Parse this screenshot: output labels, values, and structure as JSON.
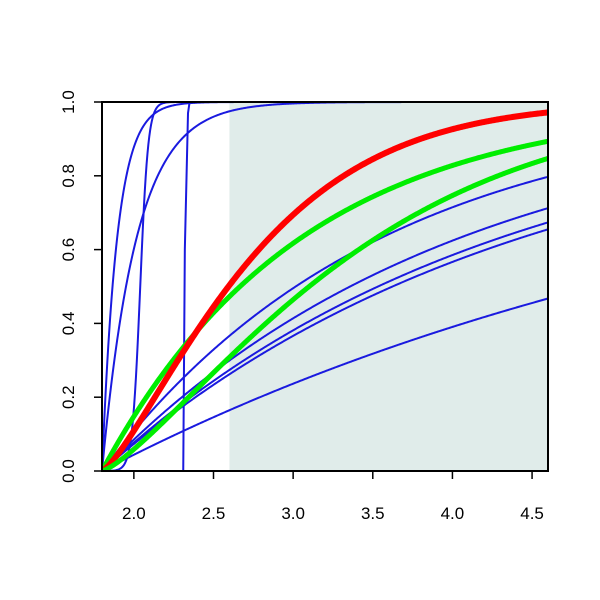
{
  "chart_data": {
    "type": "line",
    "title": "",
    "xlabel": "",
    "ylabel": "",
    "xlim": [
      1.8,
      4.6
    ],
    "ylim": [
      0,
      1
    ],
    "grid": false,
    "x_ticks": [
      "2.0",
      "2.5",
      "3.0",
      "3.5",
      "4.0",
      "4.5"
    ],
    "y_ticks": [
      "0.0",
      "0.2",
      "0.4",
      "0.6",
      "0.8",
      "1.0"
    ],
    "shaded_region": {
      "x_from": 2.6,
      "x_to": 4.6,
      "color": "#e0ecea"
    },
    "colors": {
      "blue": "#1a1adf",
      "red": "#ff0000",
      "green": "#00ee00"
    },
    "series": [
      {
        "color": "blue",
        "width": 2,
        "type": "step",
        "x0": 2.31,
        "x1": 2.35
      },
      {
        "color": "blue",
        "width": 2,
        "type": "logistic",
        "x0": 1.8,
        "m": 2.04,
        "s": 0.025
      },
      {
        "color": "blue",
        "width": 2,
        "type": "exp",
        "x0": 1.8,
        "k": 4.6
      },
      {
        "color": "blue",
        "width": 2,
        "type": "exp",
        "x0": 1.8,
        "k": 10.5
      },
      {
        "color": "blue",
        "width": 2,
        "type": "exp",
        "x0": 1.8,
        "k": 0.225
      },
      {
        "color": "blue",
        "width": 2,
        "type": "exp",
        "x0": 1.8,
        "k": 0.38
      },
      {
        "color": "blue",
        "width": 2,
        "type": "exp",
        "x0": 1.8,
        "k": 0.4
      },
      {
        "color": "blue",
        "width": 2,
        "type": "exp",
        "x0": 1.8,
        "k": 0.445
      },
      {
        "color": "blue",
        "width": 2,
        "type": "exp",
        "x0": 1.8,
        "k": 0.57
      },
      {
        "color": "green",
        "width": 5,
        "type": "exp",
        "x0": 1.8,
        "k": 0.8
      },
      {
        "color": "red",
        "width": 6,
        "type": "weibull",
        "x0": 1.8,
        "lambda": 0.95,
        "shape": 1.3
      },
      {
        "color": "green",
        "width": 5,
        "type": "weibull",
        "x0": 1.8,
        "lambda": 0.58,
        "shape": 1.3
      }
    ]
  }
}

# [AIM]
Print out the material word for word, omitting the pictures.

# [WRITTEN SOLUTION]
Parse this screenshot: output labels, values, and structure as JSON.
{
  "chart_data": {
    "type": "line",
    "title": "",
    "xlabel": "",
    "ylabel": "",
    "xlim": [
      1.8,
      4.6
    ],
    "ylim": [
      0,
      1
    ],
    "grid": false,
    "x_ticks": [
      "2.0",
      "2.5",
      "3.0",
      "3.5",
      "4.0",
      "4.5"
    ],
    "y_ticks": [
      "0.0",
      "0.2",
      "0.4",
      "0.6",
      "0.8",
      "1.0"
    ],
    "shaded_region": {
      "x_from": 2.6,
      "x_to": 4.6,
      "color": "#e0ecea"
    },
    "colors": {
      "blue": "#1a1adf",
      "red": "#ff0000",
      "green": "#00ee00"
    },
    "series": [
      {
        "color": "blue",
        "width": 2,
        "type": "step",
        "x0": 2.31,
        "x1": 2.35
      },
      {
        "color": "blue",
        "width": 2,
        "type": "logistic",
        "x0": 1.8,
        "m": 2.04,
        "s": 0.025
      },
      {
        "color": "blue",
        "width": 2,
        "type": "exp",
        "x0": 1.8,
        "k": 4.6
      },
      {
        "color": "blue",
        "width": 2,
        "type": "exp",
        "x0": 1.8,
        "k": 10.5
      },
      {
        "color": "blue",
        "width": 2,
        "type": "exp",
        "x0": 1.8,
        "k": 0.225
      },
      {
        "color": "blue",
        "width": 2,
        "type": "exp",
        "x0": 1.8,
        "k": 0.38
      },
      {
        "color": "blue",
        "width": 2,
        "type": "exp",
        "x0": 1.8,
        "k": 0.4
      },
      {
        "color": "blue",
        "width": 2,
        "type": "exp",
        "x0": 1.8,
        "k": 0.445
      },
      {
        "color": "blue",
        "width": 2,
        "type": "exp",
        "x0": 1.8,
        "k": 0.57
      },
      {
        "color": "green",
        "width": 5,
        "type": "exp",
        "x0": 1.8,
        "k": 0.8
      },
      {
        "color": "red",
        "width": 6,
        "type": "weibull",
        "x0": 1.8,
        "lambda": 0.95,
        "shape": 1.3
      },
      {
        "color": "green",
        "width": 5,
        "type": "weibull",
        "x0": 1.8,
        "lambda": 0.58,
        "shape": 1.3
      }
    ]
  }
}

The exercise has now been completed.